Collected data:
☆ ☆ ☆ ☆

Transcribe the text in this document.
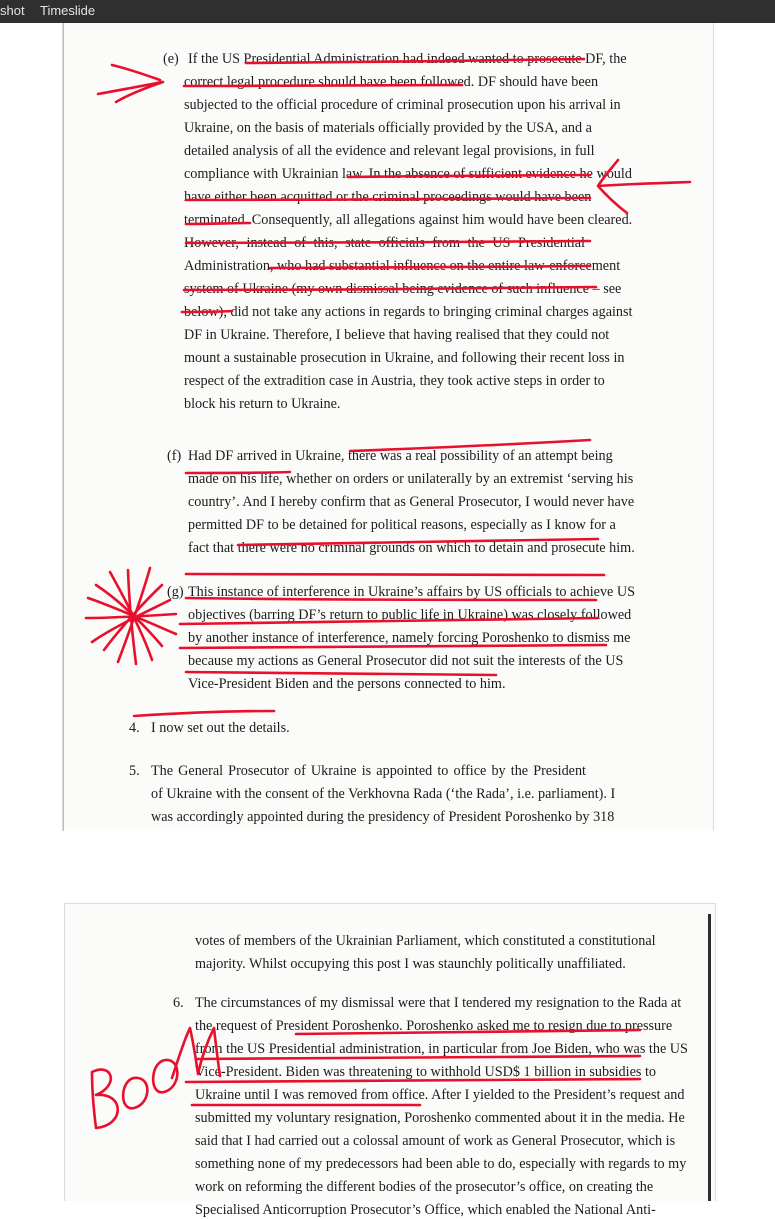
shot Timeslide
(e) If the US Presidential Administration had indeed wanted to prosecute DF, the
correct legal procedure should have been followed. DF should have been
subjected to the official procedure of criminal prosecution upon his arrival in
Ukraine, on the basis of materials officially provided by the USA, and a
detailed analysis of all the evidence and relevant legal provisions, in full
compliance with Ukrainian law. In the absence of sufficient evidence he would
have either been acquitted or the criminal proceedings would have been
terminated. Consequently, all allegations against him would have been cleared.
However, instead of this, state officials from the US Presidential
Administration, who had substantial influence on the entire law-enforcement
system of Ukraine (my own dismissal being evidence of such influence – see
below), did not take any actions in regards to bringing criminal charges against
DF in Ukraine. Therefore, I believe that having realised that they could not
mount a sustainable prosecution in Ukraine, and following their recent loss in
respect of the extradition case in Austria, they took active steps in order to
block his return to Ukraine.
(f) Had DF arrived in Ukraine, there was a real possibility of an attempt being
made on his life, whether on orders or unilaterally by an extremist ‘serving his
country’. And I hereby confirm that as General Prosecutor, I would never have
permitted DF to be detained for political reasons, especially as I know for a
fact that there were no criminal grounds on which to detain and prosecute him.
(g) This instance of interference in Ukraine’s affairs by US officials to achieve US
objectives (barring DF’s return to public life in Ukraine) was closely followed
by another instance of interference, namely forcing Poroshenko to dismiss me
because my actions as General Prosecutor did not suit the interests of the US
Vice-President Biden and the persons connected to him.
4. I now set out the details.
5. The General Prosecutor of Ukraine is appointed to office by the President
of Ukraine with the consent of the Verkhovna Rada (‘the Rada’, i.e. parliament). I
was accordingly appointed during the presidency of President Poroshenko by 318
votes of members of the Ukrainian Parliament, which constituted a constitutional
majority. Whilst occupying this post I was staunchly politically unaffiliated.
6. The circumstances of my dismissal were that I tendered my resignation to the Rada at
the request of President Poroshenko. Poroshenko asked me to resign due to pressure
from the US Presidential administration, in particular from Joe Biden, who was the US
Vice-President. Biden was threatening to withhold USD$ 1 billion in subsidies to
Ukraine until I was removed from office. After I yielded to the President’s request and
submitted my voluntary resignation, Poroshenko commented about it in the media. He
said that I had carried out a colossal amount of work as General Prosecutor, which is
something none of my predecessors had been able to do, especially with regards to my
work on reforming the different bodies of the prosecutor’s office, on creating the
Specialised Anticorruption Prosecutor’s Office, which enabled the National Anti-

☆ ☆ ☆ ☆

### TASK DETAILS
Lines that hold "have" are the ones to copy; find all of them.

### EXERCISE OUTPUT
correct legal procedure should have been followed. DF should have been
have either been acquitted or the criminal proceedings would have been
terminated. Consequently, all allegations against him would have been cleared.
country’. And I hereby confirm that as General Prosecutor, I would never have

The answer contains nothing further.